__Task details__. Search the material for "Newm" and show all lines that contain it.

__Items__.
- - - - - - -
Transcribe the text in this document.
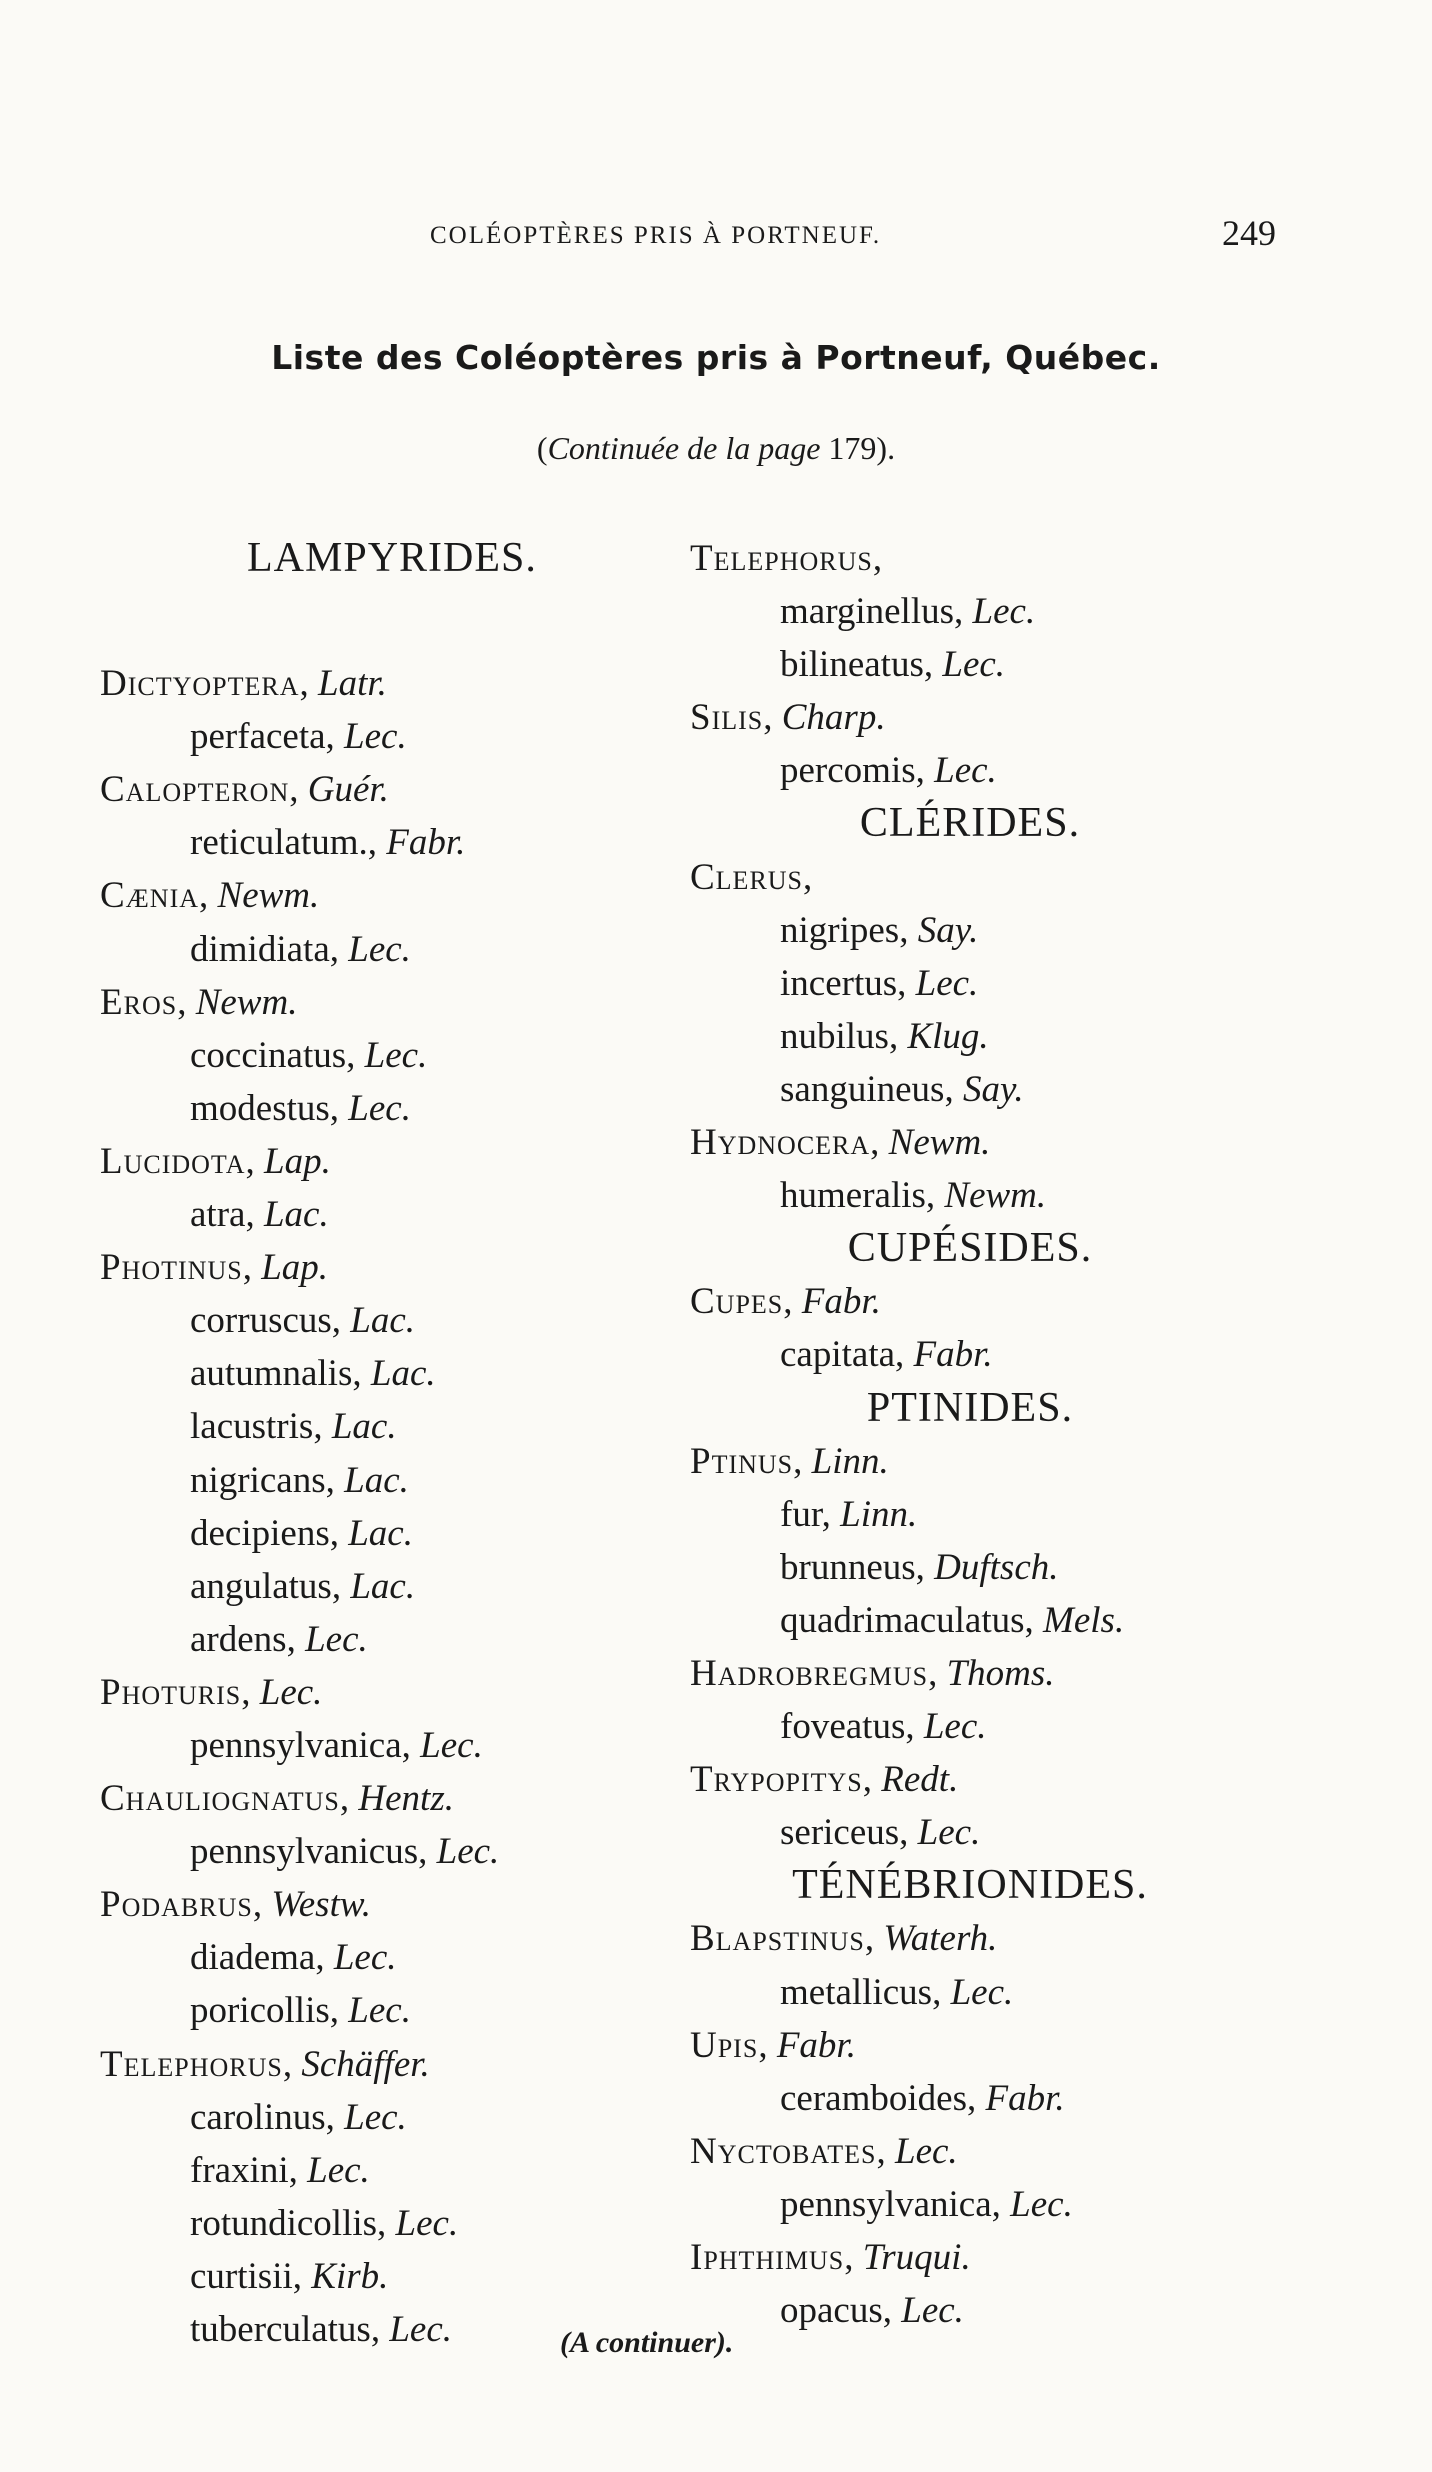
COLÉOPTÈRES PRIS À PORTNEUF.	249
Liste des Coléoptères pris à Portneuf, Québec.
(Continuée de la page 179).
LAMPYRIDES.
Dictyoptera, Latr.
perfaceta, Lec.
Calopteron, Guér.
reticulatum., Fabr.
Cænia, Newm.
dimidiata, Lec.
Eros, Newm.
coccinatus, Lec.
modestus, Lec.
Lucidota, Lap.
atra, Lac.
Photinus, Lap.
corruscus, Lac.
autumnalis, Lac.
lacustris, Lac.
nigricans, Lac.
decipiens, Lac.
angulatus, Lac.
ardens, Lec.
Photuris, Lec.
pennsylvanica, Lec.
Chauliognatus, Hentz.
pennsylvanicus, Lec.
Podabrus, Westw.
diadema, Lec.
poricollis, Lec.
Telephorus, Schäffer.
carolinus, Lec.
fraxini, Lec.
rotundicollis, Lec.
curtisii, Kirb.
tuberculatus, Lec.
Telephorus,
marginellus, Lec.
bilineatus, Lec.
Silis, Charp.
percomis, Lec.
CLÉRIDES.
Clerus,
nigripes, Say.
incertus, Lec.
nubilus, Klug.
sanguineus, Say.
Hydnocera, Newm.
humeralis, Newm.
CUPÉSIDES.
Cupes, Fabr.
capitata, Fabr.
PTINIDES.
Ptinus, Linn.
fur, Linn.
brunneus, Duftsch.
quadrimaculatus, Mels.
Hadrobregmus, Thoms.
foveatus, Lec.
Trypopitys, Redt.
sericeus, Lec.
TÉNÉBRIONIDES.
Blapstinus, Waterh.
metallicus, Lec.
Upis, Fabr.
ceramboides, Fabr.
Nyctobates, Lec.
pennsylvanica, Lec.
Iphthimus, Truqui.
opacus, Lec.
(A continuer).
- - - - - - -
__Result__.
Cænia, Newm.
Eros, Newm.
Hydnocera, Newm.
humeralis, Newm.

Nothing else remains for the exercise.